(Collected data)
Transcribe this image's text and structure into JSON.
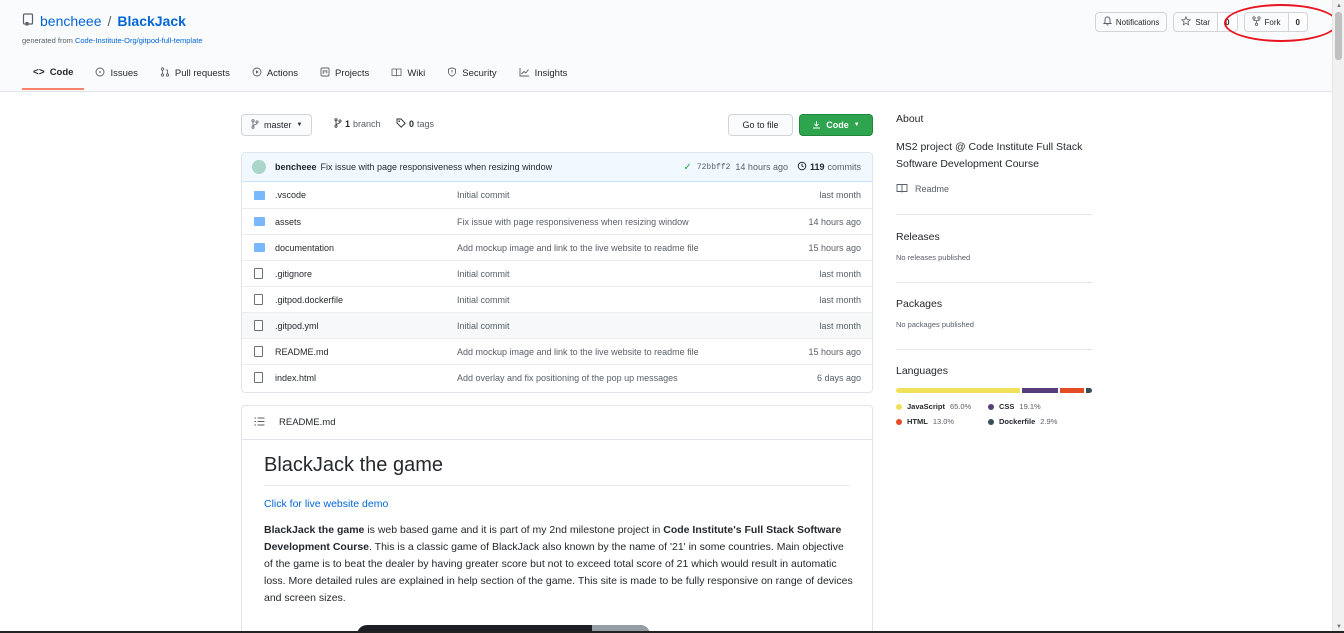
{
  "repo": {
    "owner": "bencheee",
    "separator": "/",
    "name": "BlackJack",
    "generated_prefix": "generated from ",
    "generated_link": "Code-Institute-Org/gitpod-full-template"
  },
  "header_buttons": {
    "notifications": "Notifications",
    "star": "Star",
    "star_count": "0",
    "fork": "Fork",
    "fork_count": "0"
  },
  "tabs": [
    {
      "label": "Code",
      "icon": "code-icon"
    },
    {
      "label": "Issues",
      "icon": "issue-icon"
    },
    {
      "label": "Pull requests",
      "icon": "pull-request-icon"
    },
    {
      "label": "Actions",
      "icon": "play-icon"
    },
    {
      "label": "Projects",
      "icon": "project-icon"
    },
    {
      "label": "Wiki",
      "icon": "book-icon"
    },
    {
      "label": "Security",
      "icon": "shield-icon"
    },
    {
      "label": "Insights",
      "icon": "graph-icon"
    }
  ],
  "toolbar": {
    "branch": "master",
    "branch_count": "1",
    "branch_label": "branch",
    "tag_count": "0",
    "tag_label": "tags",
    "go_to_file": "Go to file",
    "code": "Code"
  },
  "latest_commit": {
    "author": "bencheee",
    "message": "Fix issue with page responsiveness when resizing window",
    "sha": "72bbff2",
    "time": "14 hours ago",
    "commit_count": "119",
    "commits_label": "commits"
  },
  "files": [
    {
      "type": "folder",
      "name": ".vscode",
      "message": "Initial commit",
      "age": "last month"
    },
    {
      "type": "folder",
      "name": "assets",
      "message": "Fix issue with page responsiveness when resizing window",
      "age": "14 hours ago"
    },
    {
      "type": "folder",
      "name": "documentation",
      "message": "Add mockup image and link to the live website to readme file",
      "age": "15 hours ago"
    },
    {
      "type": "file",
      "name": ".gitignore",
      "message": "Initial commit",
      "age": "last month"
    },
    {
      "type": "file",
      "name": ".gitpod.dockerfile",
      "message": "Initial commit",
      "age": "last month"
    },
    {
      "type": "file",
      "name": ".gitpod.yml",
      "message": "Initial commit",
      "age": "last month"
    },
    {
      "type": "file",
      "name": "README.md",
      "message": "Add mockup image and link to the live website to readme file",
      "age": "15 hours ago"
    },
    {
      "type": "file",
      "name": "index.html",
      "message": "Add overlay and fix positioning of the pop up messages",
      "age": "6 days ago"
    }
  ],
  "readme": {
    "filename": "README.md",
    "title": "BlackJack the game",
    "live_link": "Click for live website demo",
    "para_bold1": "BlackJack the game",
    "para_text1": " is web based game and it is part of my 2nd milestone project in ",
    "para_bold2": "Code Institute's Full Stack Software Development Course",
    "para_text2": ". This is a classic game of BlackJack also known by the name of '21' in some countries. Main objective of the game is to beat the dealer by having greater score but not to exceed total score of 21 which would result in automatic loss. More detailed rules are explained in help section of the game. This site is made to be fully responsive on range of devices and screen sizes."
  },
  "sidebar": {
    "about_title": "About",
    "about_text": "MS2 project @ Code Institute Full Stack Software Development Course",
    "readme_link": "Readme",
    "releases_title": "Releases",
    "releases_text": "No releases published",
    "packages_title": "Packages",
    "packages_text": "No packages published",
    "languages_title": "Languages",
    "languages": [
      {
        "name": "JavaScript",
        "percent": "65.0%",
        "value": 65.0,
        "color": "#f1e05a"
      },
      {
        "name": "CSS",
        "percent": "19.1%",
        "value": 19.1,
        "color": "#563d7c"
      },
      {
        "name": "HTML",
        "percent": "13.0%",
        "value": 13.0,
        "color": "#e34c26"
      },
      {
        "name": "Dockerfile",
        "percent": "2.9%",
        "value": 2.9,
        "color": "#384d54"
      }
    ]
  }
}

▶ Work required: Search the data above for the word "Institute", then gather each line in which it appears.

▶ Full solution:
    "generated_link": "Code-Institute-Org/gitpod-full-template"
    "para_bold2": "Code Institute's Full Stack Software Development Course",
    "about_text": "MS2 project @ Code Institute Full Stack Software Development Course",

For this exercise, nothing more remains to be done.